[Dataset rows about figures]
## BEGIN

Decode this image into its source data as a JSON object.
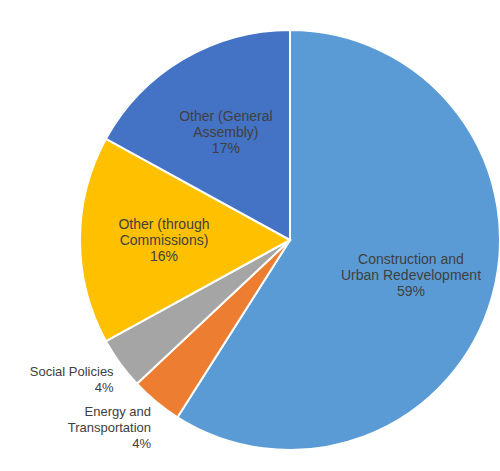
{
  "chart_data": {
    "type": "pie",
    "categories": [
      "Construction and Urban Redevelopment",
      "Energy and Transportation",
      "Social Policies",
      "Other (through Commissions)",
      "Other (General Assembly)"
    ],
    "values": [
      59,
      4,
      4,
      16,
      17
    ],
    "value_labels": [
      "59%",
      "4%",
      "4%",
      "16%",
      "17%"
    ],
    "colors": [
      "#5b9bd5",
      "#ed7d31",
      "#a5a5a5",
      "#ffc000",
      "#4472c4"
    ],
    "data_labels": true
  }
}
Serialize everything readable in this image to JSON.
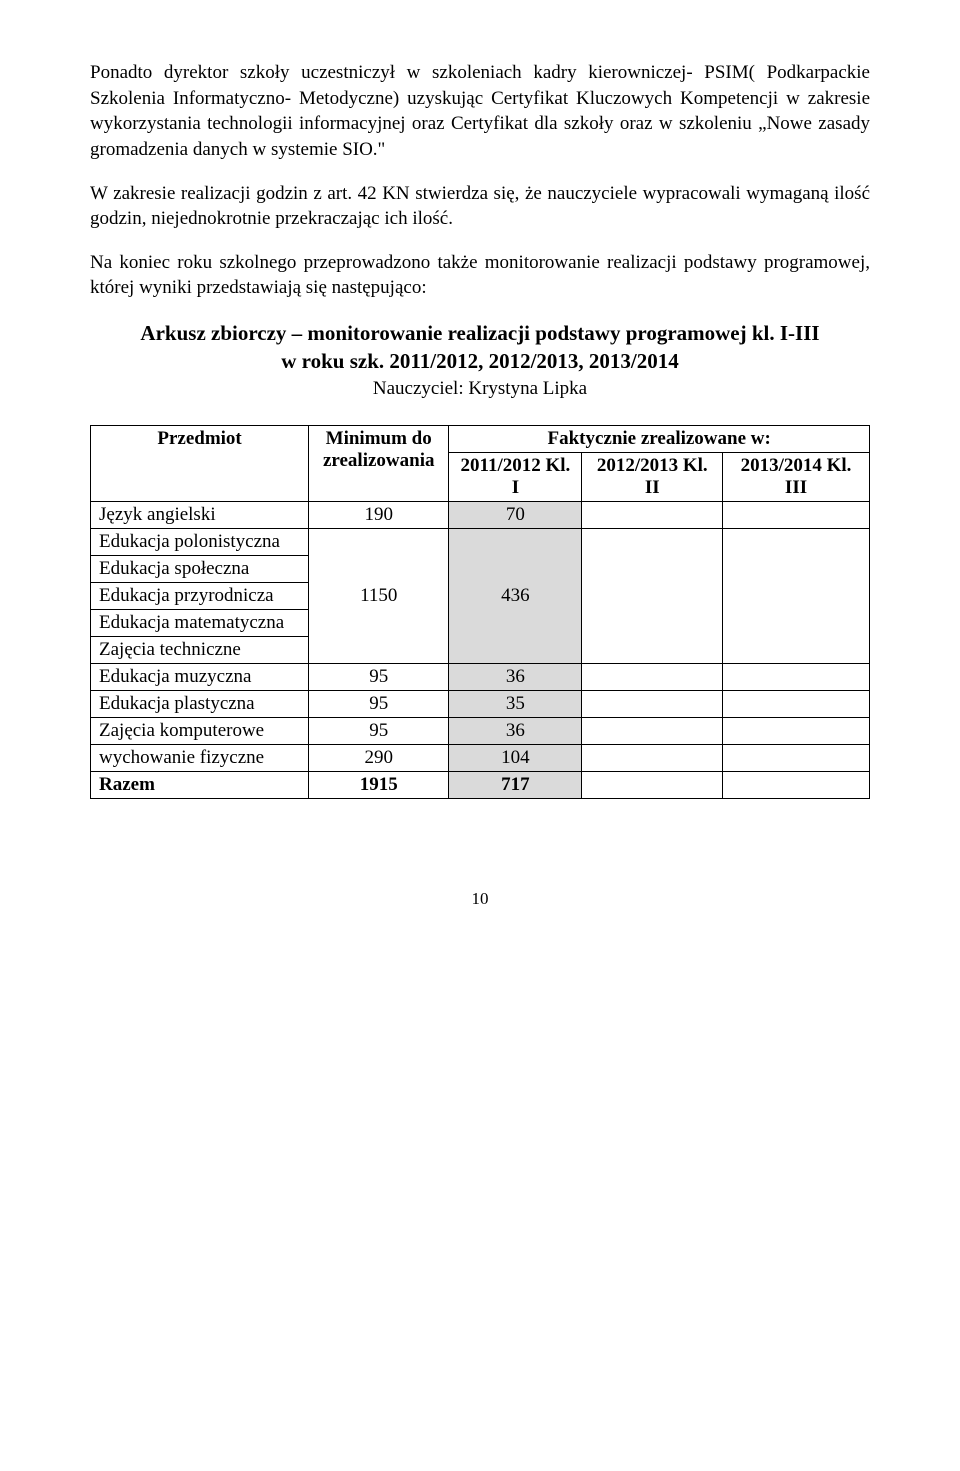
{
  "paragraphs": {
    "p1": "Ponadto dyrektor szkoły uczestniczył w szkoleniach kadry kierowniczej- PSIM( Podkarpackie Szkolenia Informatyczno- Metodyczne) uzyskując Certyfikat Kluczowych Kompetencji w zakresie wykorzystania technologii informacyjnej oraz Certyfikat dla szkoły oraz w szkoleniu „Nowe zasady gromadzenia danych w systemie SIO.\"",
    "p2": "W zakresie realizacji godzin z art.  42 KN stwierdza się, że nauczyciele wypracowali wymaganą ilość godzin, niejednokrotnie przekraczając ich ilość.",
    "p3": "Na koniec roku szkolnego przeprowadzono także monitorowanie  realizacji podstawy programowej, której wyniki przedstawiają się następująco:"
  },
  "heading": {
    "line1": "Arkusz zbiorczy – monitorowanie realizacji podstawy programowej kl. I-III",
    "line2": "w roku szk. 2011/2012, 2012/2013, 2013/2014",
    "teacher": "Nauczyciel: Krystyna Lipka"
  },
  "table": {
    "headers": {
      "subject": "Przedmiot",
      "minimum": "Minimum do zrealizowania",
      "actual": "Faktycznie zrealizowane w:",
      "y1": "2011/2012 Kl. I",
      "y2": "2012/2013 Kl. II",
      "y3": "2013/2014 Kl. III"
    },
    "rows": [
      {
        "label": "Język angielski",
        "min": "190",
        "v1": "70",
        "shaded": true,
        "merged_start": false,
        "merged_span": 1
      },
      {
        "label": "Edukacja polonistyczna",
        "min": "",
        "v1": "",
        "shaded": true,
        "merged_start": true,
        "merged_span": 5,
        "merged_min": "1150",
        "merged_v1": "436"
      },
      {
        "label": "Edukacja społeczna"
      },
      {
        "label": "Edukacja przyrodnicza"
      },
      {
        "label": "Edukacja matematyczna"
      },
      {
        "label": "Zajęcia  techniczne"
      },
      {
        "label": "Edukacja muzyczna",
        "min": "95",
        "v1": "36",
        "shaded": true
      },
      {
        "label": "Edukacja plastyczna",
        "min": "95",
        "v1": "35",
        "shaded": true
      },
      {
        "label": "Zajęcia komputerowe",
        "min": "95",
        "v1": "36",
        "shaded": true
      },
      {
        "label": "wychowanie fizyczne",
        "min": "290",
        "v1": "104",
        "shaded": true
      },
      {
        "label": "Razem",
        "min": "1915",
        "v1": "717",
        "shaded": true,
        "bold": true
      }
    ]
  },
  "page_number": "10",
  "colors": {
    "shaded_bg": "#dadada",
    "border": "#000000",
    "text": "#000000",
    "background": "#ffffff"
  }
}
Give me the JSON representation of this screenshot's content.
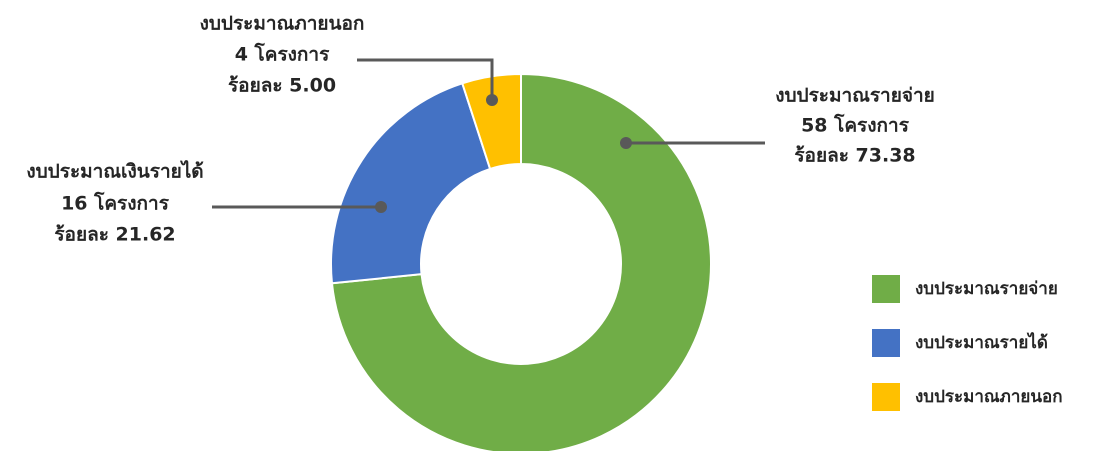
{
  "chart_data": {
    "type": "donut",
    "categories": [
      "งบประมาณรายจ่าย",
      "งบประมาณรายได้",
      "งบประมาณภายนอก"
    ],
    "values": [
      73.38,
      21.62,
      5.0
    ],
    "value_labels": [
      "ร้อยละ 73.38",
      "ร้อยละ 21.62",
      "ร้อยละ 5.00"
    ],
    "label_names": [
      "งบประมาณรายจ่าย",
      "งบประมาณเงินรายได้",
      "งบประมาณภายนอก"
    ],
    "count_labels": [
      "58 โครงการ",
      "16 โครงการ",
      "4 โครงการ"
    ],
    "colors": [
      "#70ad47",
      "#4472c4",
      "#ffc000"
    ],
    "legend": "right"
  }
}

## END

Determine the number of lines in these entries that contain the word "image", and write only that number.

2